When that happens, a third hearing, the disposition, is scheduled for the following month. Meanwhile, the children remain with the agency.
This is where the problems begin for parents and the attorneys who represent them.
Even if the most serious allegations are dropped or disproved — even if the “imminent threat of serious harm,” the legal justification for the emergency removal of the children, disintegrates — the agency often keeps the kids after an adjudication.
That’s because it usually wins on at least one count: dependency.
It can mean anything
The Ohio Revised Code defines a dependent child as one “whose condition or environment is such as to warrant the state, in the interests of the child, in assuming the child’s guardianship.”
In other words, a child is dependent when an agency believes it is and a judge agrees. It’s the “no fault” provision: The parent isn’t capable of caring for the child, but not because of any malintent.
“I mean, how broad can you be?” said Erie County public defender Kelli Jelinger.
That definition is extremely subjective.
Agencies do have guidelines to help shape their decisions around dependency, but at the level of individual cases, few people outside the agency are checking to make sure those guidelines are followed.
Because an agency’s internal deliberations are confidential by law, it’s hard for members of the public to assess how rigorously caseworkers and their supervisors follow protocol.
There are, in theory, dependency situations in which a child’s safety is at serious risk. But critics say it’s within an agency’s power to simply make a negative observation about a household, label it a dependency, and win the adjudication.
“Dependency is, if I feel like it, I’ll take the child,” said Richard Wexler, executive director of the National Coalition for Child Protection Reform. “State law basically gives them carte blanche.”
Cuyahoga County public defender Denise Ferguson offered more measured criticism. “They have to show that whatever the dependency is negatively affects the child,” she said. But that doesn’t stop agencies from alleging dependencies she finds shallow.
“Dad has been accused in criminal court of getting in a bar fight or something. Therefore, dad’s violent. We don’t know if he’s gonna take it out on the kids. Not that he ever has in the past. But I’ve seen those types of arguments made,” she said.
Wexler said it’s also extremely easy for caseworkers to conflate dependency with poverty. They are not supposed to be the same, but the distinction is blurred at best.
Plenty of things a caseworker may find disturbing about a household — say, a lack of food — could result from economic hardship, not any fundamental incompetence on the part of the parent.
Wexler argued these ambiguities make it easier for agencies to disproportionately target poor and nonwhite families.
National data show conclusively this is an issue in child welfare. And in Ohio, more removals are carried out for dependencies than abuse or neglect.
It may not be surprising. Jelinger described one case in which a man briefly lost custody of his child because a vendor at a baseball game accidentally gave the boy a Mike’s Hard Lemonade, which contains alcohol.
“Even an accident could result in a dependency claim if JFS (Job and Family Services) so wanted it to happen,” Jelinger said. “And that is a very scary situation.”
The father in that case was a prominent local figure and the child was returned after a few days.
Many parents aren’t so lucky.
Even if the most disturbing allegations are false, one dependency allegation, no matter how minor, is enough for children services to carry the case forward from an adjudication.
“You can almost always justify a dependency finding,” Jelinger said. “Almost always. Because it’s so general. If there’s testimony, you can almost always find it.”

Data to use:
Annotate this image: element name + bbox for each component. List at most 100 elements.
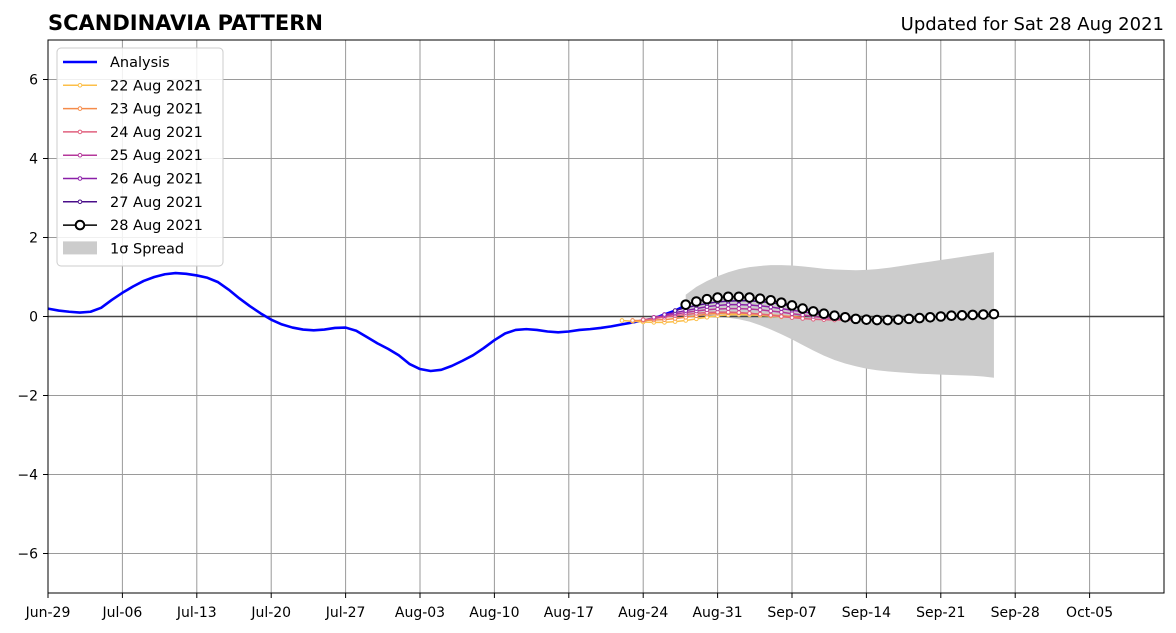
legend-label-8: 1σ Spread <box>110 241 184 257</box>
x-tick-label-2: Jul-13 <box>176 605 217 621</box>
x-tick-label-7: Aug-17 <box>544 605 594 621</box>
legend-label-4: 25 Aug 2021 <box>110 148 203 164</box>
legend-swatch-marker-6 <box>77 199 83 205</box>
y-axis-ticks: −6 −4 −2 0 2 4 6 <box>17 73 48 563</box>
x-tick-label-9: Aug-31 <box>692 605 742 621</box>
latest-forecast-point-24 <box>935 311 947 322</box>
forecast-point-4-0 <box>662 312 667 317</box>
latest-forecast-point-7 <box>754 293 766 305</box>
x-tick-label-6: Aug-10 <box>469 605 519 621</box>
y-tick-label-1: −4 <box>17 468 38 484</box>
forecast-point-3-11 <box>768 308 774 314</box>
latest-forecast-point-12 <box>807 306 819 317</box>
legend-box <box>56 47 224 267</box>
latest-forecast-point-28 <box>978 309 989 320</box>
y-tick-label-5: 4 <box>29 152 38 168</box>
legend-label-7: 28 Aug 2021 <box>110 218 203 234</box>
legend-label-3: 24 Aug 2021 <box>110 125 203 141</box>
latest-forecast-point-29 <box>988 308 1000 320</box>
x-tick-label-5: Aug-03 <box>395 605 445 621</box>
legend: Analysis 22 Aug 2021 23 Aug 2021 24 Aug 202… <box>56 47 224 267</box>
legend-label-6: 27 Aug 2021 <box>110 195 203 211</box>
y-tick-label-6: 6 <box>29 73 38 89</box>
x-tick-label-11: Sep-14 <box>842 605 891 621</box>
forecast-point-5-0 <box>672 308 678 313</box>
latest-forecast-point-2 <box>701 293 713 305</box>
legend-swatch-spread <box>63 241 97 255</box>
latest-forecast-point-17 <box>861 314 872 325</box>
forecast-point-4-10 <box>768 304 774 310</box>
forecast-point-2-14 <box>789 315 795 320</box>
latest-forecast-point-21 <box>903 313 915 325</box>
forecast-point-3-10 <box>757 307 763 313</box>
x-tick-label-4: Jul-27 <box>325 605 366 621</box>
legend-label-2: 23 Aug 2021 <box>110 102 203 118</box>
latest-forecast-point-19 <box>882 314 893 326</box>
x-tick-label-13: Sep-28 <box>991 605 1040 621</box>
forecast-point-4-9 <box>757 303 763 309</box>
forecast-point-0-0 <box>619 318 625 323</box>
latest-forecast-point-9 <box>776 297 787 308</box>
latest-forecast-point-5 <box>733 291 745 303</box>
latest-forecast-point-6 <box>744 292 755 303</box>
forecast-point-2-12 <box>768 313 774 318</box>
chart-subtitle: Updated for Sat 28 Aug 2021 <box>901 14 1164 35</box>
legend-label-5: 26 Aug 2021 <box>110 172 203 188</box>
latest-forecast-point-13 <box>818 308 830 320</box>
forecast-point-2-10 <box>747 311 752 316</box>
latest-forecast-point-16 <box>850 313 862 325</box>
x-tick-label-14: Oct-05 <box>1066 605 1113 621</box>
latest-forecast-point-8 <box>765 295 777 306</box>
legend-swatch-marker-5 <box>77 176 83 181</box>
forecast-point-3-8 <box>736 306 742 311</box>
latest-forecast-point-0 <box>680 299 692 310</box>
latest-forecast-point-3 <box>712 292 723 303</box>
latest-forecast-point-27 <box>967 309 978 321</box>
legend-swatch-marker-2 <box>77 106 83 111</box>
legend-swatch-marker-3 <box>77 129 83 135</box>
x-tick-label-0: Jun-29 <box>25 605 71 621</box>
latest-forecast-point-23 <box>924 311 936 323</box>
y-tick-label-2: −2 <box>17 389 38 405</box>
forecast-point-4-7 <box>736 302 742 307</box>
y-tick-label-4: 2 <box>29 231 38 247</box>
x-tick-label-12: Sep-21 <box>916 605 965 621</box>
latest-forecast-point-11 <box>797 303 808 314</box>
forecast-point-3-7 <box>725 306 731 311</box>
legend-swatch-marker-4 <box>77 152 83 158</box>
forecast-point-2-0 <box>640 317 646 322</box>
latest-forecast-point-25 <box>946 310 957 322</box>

Your tasks:
(1) Please rewrite the part of the listing that opens with the line containing "legend-label-8: 1σ Spread" and closes with the line containing "legend-swatch-marker-6 <box>77 199", swapping "x-tick-label" for "x-axis-label" and leaving everything else unchanged.
(2) Write the next few paragraphs of the article on dependency findings in Ohio child welfare cases, picking up after its final sentence.

Answers:
(1)
legend-label-8: 1σ Spread <box>110 241 184 257</box>
x-axis-label-2: Jul-13 <box>176 605 217 621</box>
x-axis-label-7: Aug-17 <box>544 605 594 621</box>
legend-label-4: 25 Aug 2021 <box>110 148 203 164</box>
legend-swatch-marker-6 <box>77 199 83 205</box>

(2)
Jelinger has many years of experience representing families. She has helped parents get their kids back, but has never once won outright at an adjudication. It’s just too easy for the agency to prove a dependency.
This can easily cause a case to drag on by at least another month.
Say an agency suspects a child is being physically abused and faces unstable housing. It removes the child, because the alleged physical abuse constitutes an imminent threat of serious harm. Then it turns out that the agency was wrong: There was no physical abuse. But the housing instability, which the agency flagged as a dependency, was real.
The judge may not have signed off on the initial removal if the complaint were just about unstable living conditions, because that alone is unlikely to be an imminent threat of serious harm. But it may be all the agency needs to show to win the adjudication. And that means the agency will likely keep the kids due to the housing insecurity, even though it took the kids to prevent abuse that wasn’t really happening.
“Sometimes the system isn’t fair. I mean, there’s no other way around it,” public defender Denise Ferguson said.
It is important to note in the above scenario, the judge may decide to return the children to the parents at the third hearing, the disposition. That’s still another month in foster care. And it’s not a foregone conclusion the kids will come home.
Parents can appeal their adjudications, but the process takes six months or more. The agency retains custody during that time. That’s hard for many parents to stomach.
Appeals can only do so much when adjudications are hard to win. Sometimes, it’s more straightforward to just cooperate with the agency and hope the judge decides to give the kids back.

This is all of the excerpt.